**** ENTRIES PROVIDED ****
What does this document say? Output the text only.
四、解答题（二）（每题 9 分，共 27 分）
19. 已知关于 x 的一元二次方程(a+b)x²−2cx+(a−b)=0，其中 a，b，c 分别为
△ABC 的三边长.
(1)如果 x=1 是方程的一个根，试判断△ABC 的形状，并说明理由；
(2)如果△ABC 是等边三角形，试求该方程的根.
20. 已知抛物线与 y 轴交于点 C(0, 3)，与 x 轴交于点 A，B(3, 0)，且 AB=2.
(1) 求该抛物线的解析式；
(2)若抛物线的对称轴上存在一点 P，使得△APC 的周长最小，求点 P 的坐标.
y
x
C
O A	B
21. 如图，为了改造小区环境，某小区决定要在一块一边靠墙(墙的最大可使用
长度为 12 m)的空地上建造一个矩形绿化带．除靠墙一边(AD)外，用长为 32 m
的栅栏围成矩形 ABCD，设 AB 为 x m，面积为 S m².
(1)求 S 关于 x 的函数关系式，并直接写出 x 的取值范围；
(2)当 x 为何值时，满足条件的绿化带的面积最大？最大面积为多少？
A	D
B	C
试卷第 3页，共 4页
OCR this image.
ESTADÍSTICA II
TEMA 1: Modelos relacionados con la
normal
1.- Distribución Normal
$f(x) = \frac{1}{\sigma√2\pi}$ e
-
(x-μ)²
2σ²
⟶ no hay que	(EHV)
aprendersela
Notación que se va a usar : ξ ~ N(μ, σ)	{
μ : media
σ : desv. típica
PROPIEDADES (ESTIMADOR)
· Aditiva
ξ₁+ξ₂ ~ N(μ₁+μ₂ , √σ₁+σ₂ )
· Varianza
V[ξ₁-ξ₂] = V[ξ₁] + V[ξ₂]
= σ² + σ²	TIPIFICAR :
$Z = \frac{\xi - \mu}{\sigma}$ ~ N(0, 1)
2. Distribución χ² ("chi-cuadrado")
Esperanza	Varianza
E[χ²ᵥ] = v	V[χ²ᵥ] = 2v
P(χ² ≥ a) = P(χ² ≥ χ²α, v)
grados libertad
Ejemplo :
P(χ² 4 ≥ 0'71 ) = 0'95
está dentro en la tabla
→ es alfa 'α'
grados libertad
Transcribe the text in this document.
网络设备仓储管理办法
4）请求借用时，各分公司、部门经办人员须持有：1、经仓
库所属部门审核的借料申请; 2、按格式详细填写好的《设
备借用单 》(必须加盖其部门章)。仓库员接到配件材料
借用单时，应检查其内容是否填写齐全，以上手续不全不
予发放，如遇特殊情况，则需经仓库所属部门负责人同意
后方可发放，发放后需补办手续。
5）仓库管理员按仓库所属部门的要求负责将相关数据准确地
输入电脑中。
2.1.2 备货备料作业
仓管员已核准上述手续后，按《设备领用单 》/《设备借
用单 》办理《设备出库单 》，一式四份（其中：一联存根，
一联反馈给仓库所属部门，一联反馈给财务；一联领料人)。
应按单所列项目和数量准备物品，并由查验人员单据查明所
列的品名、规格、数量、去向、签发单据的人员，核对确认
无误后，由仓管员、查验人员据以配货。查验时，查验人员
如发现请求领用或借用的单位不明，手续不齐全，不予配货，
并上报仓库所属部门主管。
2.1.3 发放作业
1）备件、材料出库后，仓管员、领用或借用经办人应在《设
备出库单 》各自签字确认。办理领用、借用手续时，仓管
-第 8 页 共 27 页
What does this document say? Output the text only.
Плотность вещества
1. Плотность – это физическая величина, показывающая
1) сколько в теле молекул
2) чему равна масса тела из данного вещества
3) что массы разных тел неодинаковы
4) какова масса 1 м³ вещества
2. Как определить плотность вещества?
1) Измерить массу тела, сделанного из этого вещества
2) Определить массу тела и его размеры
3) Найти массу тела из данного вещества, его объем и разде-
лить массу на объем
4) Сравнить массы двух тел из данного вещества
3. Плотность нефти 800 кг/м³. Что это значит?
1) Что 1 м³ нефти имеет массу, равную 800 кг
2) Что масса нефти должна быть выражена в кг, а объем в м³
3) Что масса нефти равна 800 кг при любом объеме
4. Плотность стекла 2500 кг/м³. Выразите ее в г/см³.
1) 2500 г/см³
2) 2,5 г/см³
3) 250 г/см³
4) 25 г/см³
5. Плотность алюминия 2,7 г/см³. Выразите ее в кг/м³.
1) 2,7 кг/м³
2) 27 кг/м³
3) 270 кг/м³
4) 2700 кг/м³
****
PROMPT
Give only the number of lines in the entries above that contain the string "данного".

ANSWER BELOW
3